*DIRECTION*: Write out the data again exactly, skipping every picture.

[Saved entries]
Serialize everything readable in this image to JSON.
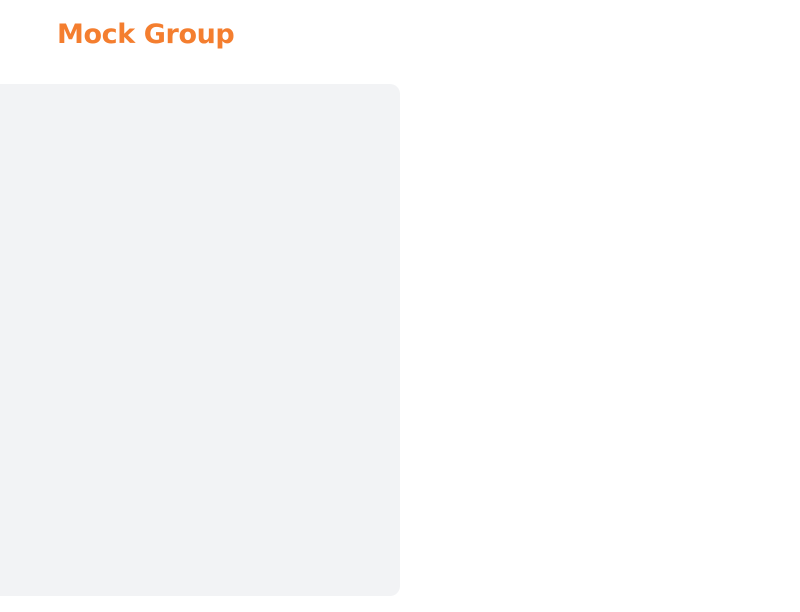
{
  "header": {
    "brand_name": "Mock Group"
  },
  "colors": {
    "brand": "#f47e2f",
    "panel_background": "#f2f3f5",
    "page_background": "#ffffff"
  }
}
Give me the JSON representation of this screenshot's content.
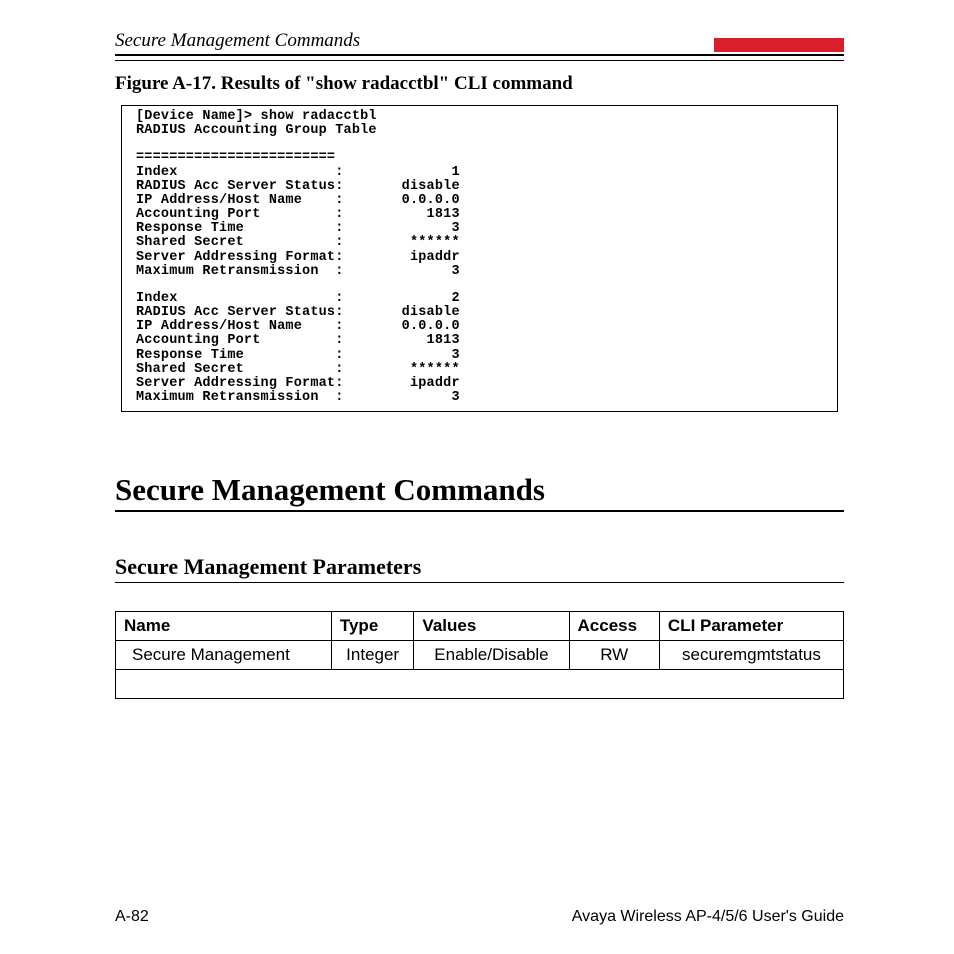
{
  "header": {
    "title": "Secure Management Commands"
  },
  "figure": {
    "caption": "Figure A-17.    Results of \"show radacctbl\" CLI command"
  },
  "cli": {
    "prompt": "[Device Name]> show radacctbl",
    "subtitle": "RADIUS Accounting Group Table",
    "divider": "========================",
    "entries": [
      {
        "index_label": "Index",
        "index": "1",
        "status_label": "RADIUS Acc Server Status",
        "status": "disable",
        "ip_label": "IP Address/Host Name",
        "ip": "0.0.0.0",
        "port_label": "Accounting Port",
        "port": "1813",
        "resp_label": "Response Time",
        "resp": "3",
        "secret_label": "Shared Secret",
        "secret": "******",
        "fmt_label": "Server Addressing Format",
        "fmt": "ipaddr",
        "retx_label": "Maximum Retransmission",
        "retx": "3"
      },
      {
        "index_label": "Index",
        "index": "2",
        "status_label": "RADIUS Acc Server Status",
        "status": "disable",
        "ip_label": "IP Address/Host Name",
        "ip": "0.0.0.0",
        "port_label": "Accounting Port",
        "port": "1813",
        "resp_label": "Response Time",
        "resp": "3",
        "secret_label": "Shared Secret",
        "secret": "******",
        "fmt_label": "Server Addressing Format",
        "fmt": "ipaddr",
        "retx_label": "Maximum Retransmission",
        "retx": "3"
      }
    ]
  },
  "section": {
    "h1": "Secure Management Commands",
    "h2": "Secure Management Parameters"
  },
  "table": {
    "headers": {
      "name": "Name",
      "type": "Type",
      "values": "Values",
      "access": "Access",
      "cli": "CLI Parameter"
    },
    "row": {
      "name": "Secure Management",
      "type": "Integer",
      "values": "Enable/Disable",
      "access": "RW",
      "cli": "securemgmtstatus"
    }
  },
  "footer": {
    "left": "A-82",
    "right": "Avaya Wireless AP-4/5/6 User's Guide"
  }
}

*ANSWER TO THIS TASK*:
Serialize everything readable in this image to JSON.
{
  "header": {
    "brand_name": "Mock Group"
  },
  "colors": {
    "brand": "#f47e2f",
    "panel_background": "#f2f3f5",
    "page_background": "#ffffff"
  }
}
Give me the JSON representation of this screenshot's content.
{
  "header": {
    "title": "Secure Management Commands"
  },
  "figure": {
    "caption": "Figure A-17.    Results of \"show radacctbl\" CLI command"
  },
  "cli": {
    "prompt": "[Device Name]> show radacctbl",
    "subtitle": "RADIUS Accounting Group Table",
    "divider": "========================",
    "entries": [
      {
        "index_label": "Index",
        "index": "1",
        "status_label": "RADIUS Acc Server Status",
        "status": "disable",
        "ip_label": "IP Address/Host Name",
        "ip": "0.0.0.0",
        "port_label": "Accounting Port",
        "port": "1813",
        "resp_label": "Response Time",
        "resp": "3",
        "secret_label": "Shared Secret",
        "secret": "******",
        "fmt_label": "Server Addressing Format",
        "fmt": "ipaddr",
        "retx_label": "Maximum Retransmission",
        "retx": "3"
      },
      {
        "index_label": "Index",
        "index": "2",
        "status_label": "RADIUS Acc Server Status",
        "status": "disable",
        "ip_label": "IP Address/Host Name",
        "ip": "0.0.0.0",
        "port_label": "Accounting Port",
        "port": "1813",
        "resp_label": "Response Time",
        "resp": "3",
        "secret_label": "Shared Secret",
        "secret": "******",
        "fmt_label": "Server Addressing Format",
        "fmt": "ipaddr",
        "retx_label": "Maximum Retransmission",
        "retx": "3"
      }
    ]
  },
  "section": {
    "h1": "Secure Management Commands",
    "h2": "Secure Management Parameters"
  },
  "table": {
    "headers": {
      "name": "Name",
      "type": "Type",
      "values": "Values",
      "access": "Access",
      "cli": "CLI Parameter"
    },
    "row": {
      "name": "Secure Management",
      "type": "Integer",
      "values": "Enable/Disable",
      "access": "RW",
      "cli": "securemgmtstatus"
    }
  },
  "footer": {
    "left": "A-82",
    "right": "Avaya Wireless AP-4/5/6 User's Guide"
  }
}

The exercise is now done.